▶ DOCUMENT PASSAGE

— Begin —

Our second assumption is that, on a large scale, the value of raw data increases linearly, whereas the value of generated data increases exponentially. We make this assumption for the following reasons: for statistical or machine learning approaches, received and observed data will need to be purchased on a large scale in order to build models that will create inferred data. Since the accuracy of predictions is largely a function of the size of training datasets, we can assume that the value of received and observed data is close to zero for small-scale datasets. On the other hand, past acquisitions of datacentric companies reveal a significantly higher value per user, varying between $15 and $40. For instance, Facebook acquired WhatsApp and Instagram for $30 per user.Footnote ¹⁸ These per-user valuations reflect both the quality and scope of the information collected, as well as the expectation of continued platform engagement, and subsequent additional data creation by each acquired user.Footnote ¹⁹ In short, these acquisitions aim at exploiting trends and patterns in large groups with high confidence in the quality of the data. The process of value creation directly depends on investment in machine learning models needed to convert data into predictions.Footnote ²⁰ These include direct operating costs, such as the employment costs of engineers, the licensing costs for software programs, the costs for obtaining more computer power and storage, and the costs of integrating systems with the implementation platform, as well as indirect costs such as training and change management costs or cybersecurity monitoring costs.Footnote ²¹ Therefore, the valuation of datacentric companies reflects the value of aggregated generated data or the potential for firms to create aggregated generated data.Footnote ²² We represent the respective value of raw data and generated data in Figure 11.2: with more data, the value of raw data increases linearly (a), whereas the value of generated data increases exponentially (b).

Figure 11.2 Data value of raw data and generated data

II Portability of Data

This second section analyzes the newly introduced regulation of data portability in Europe. With the goal of moving toward a single market for data, the EU has sought to remove obstacles to the free movement of data via two regulations regarding personal and non-personal data. We evaluate the newly introduced right to data portability under the General Data Protection Regulation (GDPR)Footnote ²³ and the porting of data regime under the Non-Personal Data Regulation (NPDR).Footnote ²⁴ Our analysis of both data portability concepts suggests that the current separation between personal and non-personal data does not provide for a comprehensive and coherent data portability regime.

— End —

Data items
— Begin —

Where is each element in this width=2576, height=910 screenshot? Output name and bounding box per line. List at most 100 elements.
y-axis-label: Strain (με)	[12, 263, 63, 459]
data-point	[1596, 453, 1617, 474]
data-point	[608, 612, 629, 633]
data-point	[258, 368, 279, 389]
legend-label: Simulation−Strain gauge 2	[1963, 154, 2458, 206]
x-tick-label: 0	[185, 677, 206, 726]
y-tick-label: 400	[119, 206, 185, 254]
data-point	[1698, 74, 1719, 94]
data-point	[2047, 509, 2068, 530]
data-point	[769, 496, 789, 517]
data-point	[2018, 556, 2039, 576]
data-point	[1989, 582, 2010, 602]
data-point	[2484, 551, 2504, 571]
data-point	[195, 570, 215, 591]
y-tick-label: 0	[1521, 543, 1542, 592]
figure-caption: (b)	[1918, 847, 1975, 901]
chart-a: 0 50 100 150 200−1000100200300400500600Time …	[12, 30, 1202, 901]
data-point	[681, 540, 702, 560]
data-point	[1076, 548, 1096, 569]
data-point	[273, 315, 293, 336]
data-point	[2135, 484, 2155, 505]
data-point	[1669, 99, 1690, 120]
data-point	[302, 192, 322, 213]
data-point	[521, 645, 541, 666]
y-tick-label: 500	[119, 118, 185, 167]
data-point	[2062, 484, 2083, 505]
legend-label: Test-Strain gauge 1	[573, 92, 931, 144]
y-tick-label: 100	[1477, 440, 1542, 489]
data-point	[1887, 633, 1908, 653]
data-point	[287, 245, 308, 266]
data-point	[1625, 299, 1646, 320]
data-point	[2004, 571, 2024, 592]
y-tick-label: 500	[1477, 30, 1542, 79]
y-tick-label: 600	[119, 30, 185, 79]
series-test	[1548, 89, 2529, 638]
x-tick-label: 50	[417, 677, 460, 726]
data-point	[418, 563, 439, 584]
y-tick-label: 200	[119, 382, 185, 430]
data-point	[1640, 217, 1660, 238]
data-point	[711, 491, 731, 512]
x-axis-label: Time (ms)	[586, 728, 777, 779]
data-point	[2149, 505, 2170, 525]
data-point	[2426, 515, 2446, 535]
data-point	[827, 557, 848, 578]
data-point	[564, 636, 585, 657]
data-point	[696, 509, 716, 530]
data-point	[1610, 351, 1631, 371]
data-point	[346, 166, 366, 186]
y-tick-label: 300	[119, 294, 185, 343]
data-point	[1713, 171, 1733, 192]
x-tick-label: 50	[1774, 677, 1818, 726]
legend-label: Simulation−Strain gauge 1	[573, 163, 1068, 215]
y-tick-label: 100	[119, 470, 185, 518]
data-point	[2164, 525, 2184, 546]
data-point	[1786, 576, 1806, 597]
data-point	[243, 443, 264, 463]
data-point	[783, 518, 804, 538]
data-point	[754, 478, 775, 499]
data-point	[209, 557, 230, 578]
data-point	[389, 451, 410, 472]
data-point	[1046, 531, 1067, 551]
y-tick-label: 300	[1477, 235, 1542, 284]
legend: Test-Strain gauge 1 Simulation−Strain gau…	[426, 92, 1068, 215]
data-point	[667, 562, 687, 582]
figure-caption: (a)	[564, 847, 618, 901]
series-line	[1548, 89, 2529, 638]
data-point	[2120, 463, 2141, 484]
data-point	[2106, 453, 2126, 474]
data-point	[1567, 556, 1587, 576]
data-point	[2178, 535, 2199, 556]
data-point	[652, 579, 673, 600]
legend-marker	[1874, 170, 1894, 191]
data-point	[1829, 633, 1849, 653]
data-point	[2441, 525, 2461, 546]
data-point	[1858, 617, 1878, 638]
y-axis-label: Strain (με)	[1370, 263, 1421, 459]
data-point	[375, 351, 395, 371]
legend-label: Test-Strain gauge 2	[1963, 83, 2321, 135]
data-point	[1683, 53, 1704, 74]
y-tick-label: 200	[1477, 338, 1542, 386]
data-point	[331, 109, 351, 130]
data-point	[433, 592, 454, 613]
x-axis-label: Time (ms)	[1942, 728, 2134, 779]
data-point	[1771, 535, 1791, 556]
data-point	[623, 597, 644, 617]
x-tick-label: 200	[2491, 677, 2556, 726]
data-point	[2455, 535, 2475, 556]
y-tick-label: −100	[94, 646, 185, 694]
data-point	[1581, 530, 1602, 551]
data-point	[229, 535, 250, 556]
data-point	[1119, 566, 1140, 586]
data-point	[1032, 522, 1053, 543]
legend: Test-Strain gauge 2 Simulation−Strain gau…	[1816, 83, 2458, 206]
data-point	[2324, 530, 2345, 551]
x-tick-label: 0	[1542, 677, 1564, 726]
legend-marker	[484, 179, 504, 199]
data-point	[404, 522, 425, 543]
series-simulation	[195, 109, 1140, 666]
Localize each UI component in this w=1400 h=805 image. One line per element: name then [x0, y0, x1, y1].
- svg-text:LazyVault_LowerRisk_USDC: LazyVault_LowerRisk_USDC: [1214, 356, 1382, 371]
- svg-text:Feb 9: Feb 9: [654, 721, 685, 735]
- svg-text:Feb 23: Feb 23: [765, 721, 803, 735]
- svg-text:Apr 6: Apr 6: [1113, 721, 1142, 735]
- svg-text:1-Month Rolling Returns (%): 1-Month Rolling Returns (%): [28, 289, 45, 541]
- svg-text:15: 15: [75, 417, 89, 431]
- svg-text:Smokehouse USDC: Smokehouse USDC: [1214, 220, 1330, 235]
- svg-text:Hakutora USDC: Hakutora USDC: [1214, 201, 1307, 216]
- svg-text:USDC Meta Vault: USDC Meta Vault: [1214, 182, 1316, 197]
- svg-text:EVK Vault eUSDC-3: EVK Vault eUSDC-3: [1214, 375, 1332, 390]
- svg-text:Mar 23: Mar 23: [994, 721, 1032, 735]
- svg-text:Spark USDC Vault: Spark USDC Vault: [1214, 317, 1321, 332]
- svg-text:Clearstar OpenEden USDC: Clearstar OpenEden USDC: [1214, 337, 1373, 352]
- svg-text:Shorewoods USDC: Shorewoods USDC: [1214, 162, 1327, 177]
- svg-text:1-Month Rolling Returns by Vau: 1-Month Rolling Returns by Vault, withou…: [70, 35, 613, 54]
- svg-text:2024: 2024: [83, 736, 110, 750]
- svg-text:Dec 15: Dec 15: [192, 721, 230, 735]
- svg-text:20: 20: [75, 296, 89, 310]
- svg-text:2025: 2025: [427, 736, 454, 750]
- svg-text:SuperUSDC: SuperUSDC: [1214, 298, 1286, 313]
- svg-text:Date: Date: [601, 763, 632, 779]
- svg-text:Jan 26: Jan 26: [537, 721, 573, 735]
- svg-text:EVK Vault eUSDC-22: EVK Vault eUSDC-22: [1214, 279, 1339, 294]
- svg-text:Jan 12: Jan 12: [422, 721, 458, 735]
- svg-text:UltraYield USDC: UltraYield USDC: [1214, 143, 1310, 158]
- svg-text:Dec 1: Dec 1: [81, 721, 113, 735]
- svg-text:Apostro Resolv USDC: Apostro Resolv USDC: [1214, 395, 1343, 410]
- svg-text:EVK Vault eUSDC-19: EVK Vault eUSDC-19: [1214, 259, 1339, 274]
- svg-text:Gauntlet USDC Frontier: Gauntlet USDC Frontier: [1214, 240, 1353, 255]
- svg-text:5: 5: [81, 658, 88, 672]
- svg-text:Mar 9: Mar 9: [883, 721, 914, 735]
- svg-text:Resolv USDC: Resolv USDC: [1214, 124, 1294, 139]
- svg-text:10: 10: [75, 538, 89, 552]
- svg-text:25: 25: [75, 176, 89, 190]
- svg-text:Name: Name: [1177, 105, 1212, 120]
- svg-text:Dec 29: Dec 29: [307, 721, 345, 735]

— End —

▶ GIVEN EXERCISE 1
Translate this sentence from the data value text into Spanish: "In short, these acquisitions aim at exploiting trends and patterns in large groups with high confidence in the quality of the data."
▶ GIVEN EXERCISE 2
Please reproduce word for word the stretch of the data value text from "II Portability of" through "data portability regime.".

▶ TASK ANSWER 1
En resumen, estas adquisiciones tienen como objetivo aprovechar tendencias y patrones en grupos grandes con un alto grado de confianza en la calidad de los datos.

▶ TASK ANSWER 2
II Portability of Data

This second section analyzes the newly introduced regulation of data portability in Europe. With the goal of moving toward a single market for data, the EU has sought to remove obstacles to the free movement of data via two regulations regarding personal and non-personal data. We evaluate the newly introduced right to data portability under the General Data Protection Regulation (GDPR)Footnote ²³ and the porting of data regime under the Non-Personal Data Regulation (NPDR).Footnote ²⁴ Our analysis of both data portability concepts suggests that the current separation between personal and non-personal data does not provide for a comprehensive and coherent data portability regime.